→ WHAT TO WORK ON:
Return the entries verbatim and drop every picture.

=====

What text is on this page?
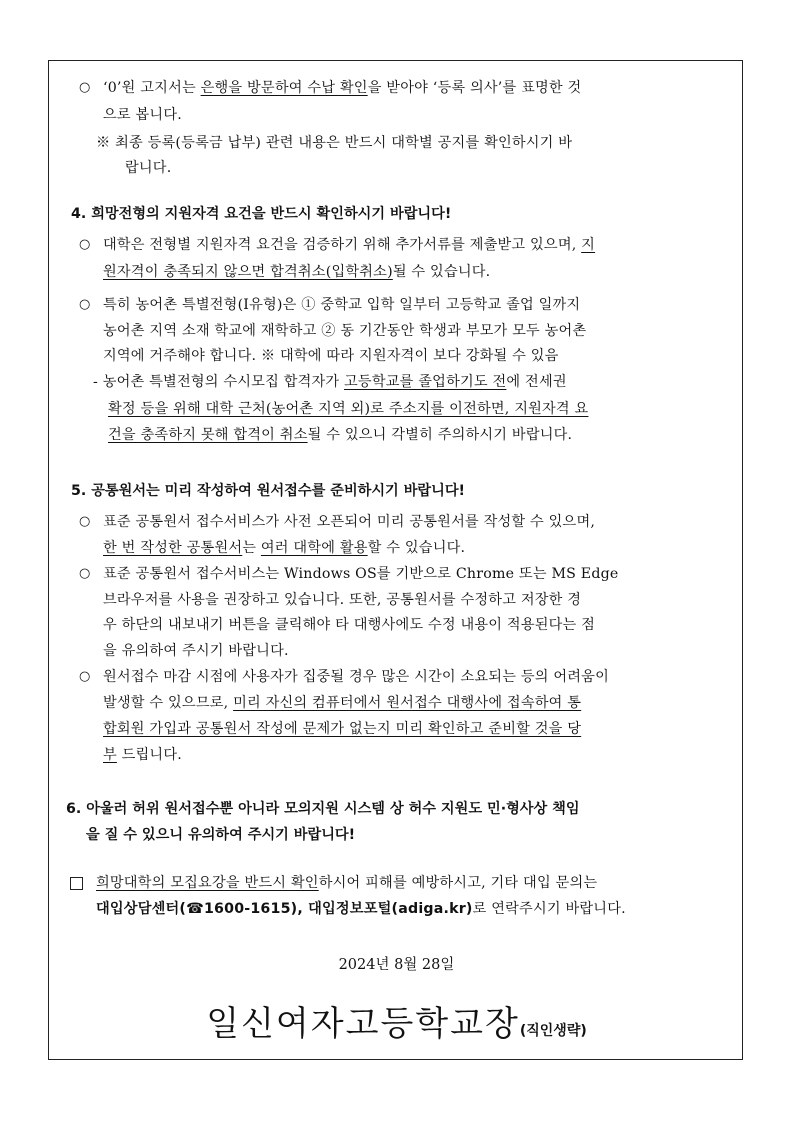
○ ‘0’원 고지서는 은행을 방문하여 수납 확인을 받아야 ‘등록 의사’를 표명한 것
으로 봅니다.
※ 최종 등록(등록금 납부) 관련 내용은 반드시 대학별 공지를 확인하시기 바
랍니다.
4. 희망전형의 지원자격 요건을 반드시 확인하시기 바랍니다!
○ 대학은 전형별 지원자격 요건을 검증하기 위해 추가서류를 제출받고 있으며, 지
원자격이 충족되지 않으면 합격취소(입학취소)될 수 있습니다.
○ 특히 농어촌 특별전형(Ⅰ유형)은 ① 중학교 입학 일부터 고등학교 졸업 일까지
농어촌 지역 소재 학교에 재학하고 ② 동 기간동안 학생과 부모가 모두 농어촌
지역에 거주해야 합니다. ※ 대학에 따라 지원자격이 보다 강화될 수 있음
- 농어촌 특별전형의 수시모집 합격자가 고등학교를 졸업하기도 전에 전세권
확정 등을 위해 대학 근처(농어촌 지역 외)로 주소지를 이전하면, 지원자격 요
건을 충족하지 못해 합격이 취소될 수 있으니 각별히 주의하시기 바랍니다.
5. 공통원서는 미리 작성하여 원서접수를 준비하시기 바랍니다!
○ 표준 공통원서 접수서비스가 사전 오픈되어 미리 공통원서를 작성할 수 있으며,
한 번 작성한 공통원서는 여러 대학에 활용할 수 있습니다.
○ 표준 공통원서 접수서비스는 Windows OS를 기반으로 Chrome 또는 MS Edge
브라우저를 사용을 권장하고 있습니다. 또한, 공통원서를 수정하고 저장한 경
우 하단의 내보내기 버튼을 클릭해야 타 대행사에도 수정 내용이 적용된다는 점
을 유의하여 주시기 바랍니다.
○ 원서접수 마감 시점에 사용자가 집중될 경우 많은 시간이 소요되는 등의 어려움이
발생할 수 있으므로, 미리 자신의 컴퓨터에서 원서접수 대행사에 접속하여 통
합회원 가입과 공통원서 작성에 문제가 없는지 미리 확인하고 준비할 것을 당
부 드립니다.
6. 아울러 허위 원서접수뿐 아니라 모의지원 시스템 상 허수 지원도 민·형사상 책임
을 질 수 있으니 유의하여 주시기 바랍니다!
희망대학의 모집요강을 반드시 확인하시어 피해를 예방하시고, 기타 대입 문의는
대입상담센터(☎1600-1615), 대입정보포털(adiga.kr)로 연락주시기 바랍니다.
2024년 8월 28일
일신여자고등학교장(직인생략)
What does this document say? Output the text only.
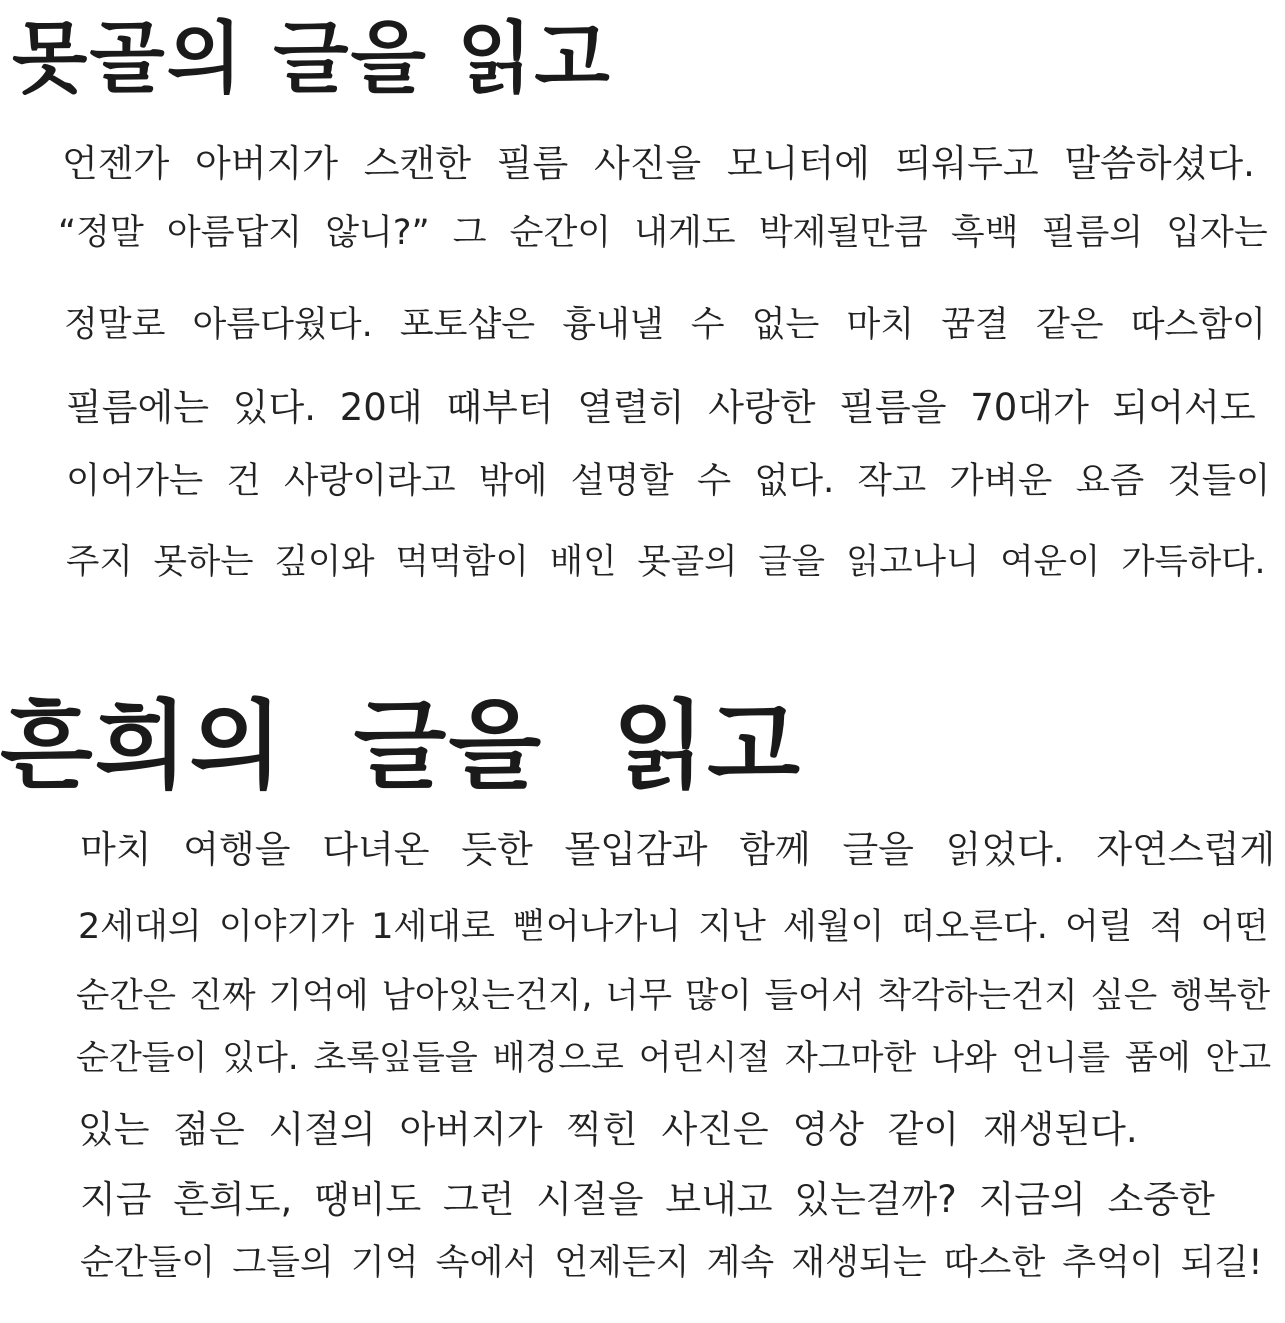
못골의 글을 읽고

언젠가 아버지가 스캔한 필름 사진을 모니터에 띄워두고 말씀하셨다.

“정말 아름답지 않니?” 그 순간이 내게도 박제될만큼 흑백 필름의 입자는

정말로 아름다웠다. 포토샵은 흉내낼 수 없는 마치 꿈결 같은 따스함이

필름에는 있다. 20대 때부터 열렬히 사랑한 필름을 70대가 되어서도

이어가는 건 사랑이라고 밖에 설명할 수 없다. 작고 가벼운 요즘 것들이

주지 못하는 깊이와 먹먹함이 배인 못골의 글을 읽고나니 여운이 가득하다.

흔희의 글을 읽고

마치 여행을 다녀온 듯한 몰입감과 함께 글을 읽었다. 자연스럽게

2세대의 이야기가 1세대로 뻗어나가니 지난 세월이 떠오른다. 어릴 적 어떤

순간은 진짜 기억에 남아있는건지, 너무 많이 들어서 착각하는건지 싶은 행복한

순간들이 있다. 초록잎들을 배경으로 어린시절 자그마한 나와 언니를 품에 안고

있는 젊은 시절의 아버지가 찍힌 사진은 영상 같이 재생된다.

지금 흔희도, 땡비도 그런 시절을 보내고 있는걸까? 지금의 소중한

순간들이 그들의 기억 속에서 언제든지 계속 재생되는 따스한 추억이 되길!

=====

→ FINAL RESULT:
What text is on this page?
○ ‘0’원 고지서는 은행을 방문하여 수납 확인을 받아야 ‘등록 의사’를 표명한 것
으로 봅니다.
※ 최종 등록(등록금 납부) 관련 내용은 반드시 대학별 공지를 확인하시기 바
랍니다.
4. 희망전형의 지원자격 요건을 반드시 확인하시기 바랍니다!
○ 대학은 전형별 지원자격 요건을 검증하기 위해 추가서류를 제출받고 있으며, 지
원자격이 충족되지 않으면 합격취소(입학취소)될 수 있습니다.
○ 특히 농어촌 특별전형(Ⅰ유형)은 ① 중학교 입학 일부터 고등학교 졸업 일까지
농어촌 지역 소재 학교에 재학하고 ② 동 기간동안 학생과 부모가 모두 농어촌
지역에 거주해야 합니다. ※ 대학에 따라 지원자격이 보다 강화될 수 있음
- 농어촌 특별전형의 수시모집 합격자가 고등학교를 졸업하기도 전에 전세권
확정 등을 위해 대학 근처(농어촌 지역 외)로 주소지를 이전하면, 지원자격 요
건을 충족하지 못해 합격이 취소될 수 있으니 각별히 주의하시기 바랍니다.
5. 공통원서는 미리 작성하여 원서접수를 준비하시기 바랍니다!
○ 표준 공통원서 접수서비스가 사전 오픈되어 미리 공통원서를 작성할 수 있으며,
한 번 작성한 공통원서는 여러 대학에 활용할 수 있습니다.
○ 표준 공통원서 접수서비스는 Windows OS를 기반으로 Chrome 또는 MS Edge
브라우저를 사용을 권장하고 있습니다. 또한, 공통원서를 수정하고 저장한 경
우 하단의 내보내기 버튼을 클릭해야 타 대행사에도 수정 내용이 적용된다는 점
을 유의하여 주시기 바랍니다.
○ 원서접수 마감 시점에 사용자가 집중될 경우 많은 시간이 소요되는 등의 어려움이
발생할 수 있으므로, 미리 자신의 컴퓨터에서 원서접수 대행사에 접속하여 통
합회원 가입과 공통원서 작성에 문제가 없는지 미리 확인하고 준비할 것을 당
부 드립니다.
6. 아울러 허위 원서접수뿐 아니라 모의지원 시스템 상 허수 지원도 민·형사상 책임
을 질 수 있으니 유의하여 주시기 바랍니다!
희망대학의 모집요강을 반드시 확인하시어 피해를 예방하시고, 기타 대입 문의는
대입상담센터(☎1600-1615), 대입정보포털(adiga.kr)로 연락주시기 바랍니다.
2024년 8월 28일
일신여자고등학교장(직인생략)
What does this document say? Output the text only.
못골의 글을 읽고

언젠가 아버지가 스캔한 필름 사진을 모니터에 띄워두고 말씀하셨다.

“정말 아름답지 않니?” 그 순간이 내게도 박제될만큼 흑백 필름의 입자는

정말로 아름다웠다. 포토샵은 흉내낼 수 없는 마치 꿈결 같은 따스함이

필름에는 있다. 20대 때부터 열렬히 사랑한 필름을 70대가 되어서도

이어가는 건 사랑이라고 밖에 설명할 수 없다. 작고 가벼운 요즘 것들이

주지 못하는 깊이와 먹먹함이 배인 못골의 글을 읽고나니 여운이 가득하다.

흔희의 글을 읽고

마치 여행을 다녀온 듯한 몰입감과 함께 글을 읽었다. 자연스럽게

2세대의 이야기가 1세대로 뻗어나가니 지난 세월이 떠오른다. 어릴 적 어떤

순간은 진짜 기억에 남아있는건지, 너무 많이 들어서 착각하는건지 싶은 행복한

순간들이 있다. 초록잎들을 배경으로 어린시절 자그마한 나와 언니를 품에 안고

있는 젊은 시절의 아버지가 찍힌 사진은 영상 같이 재생된다.

지금 흔희도, 땡비도 그런 시절을 보내고 있는걸까? 지금의 소중한

순간들이 그들의 기억 속에서 언제든지 계속 재생되는 따스한 추억이 되길!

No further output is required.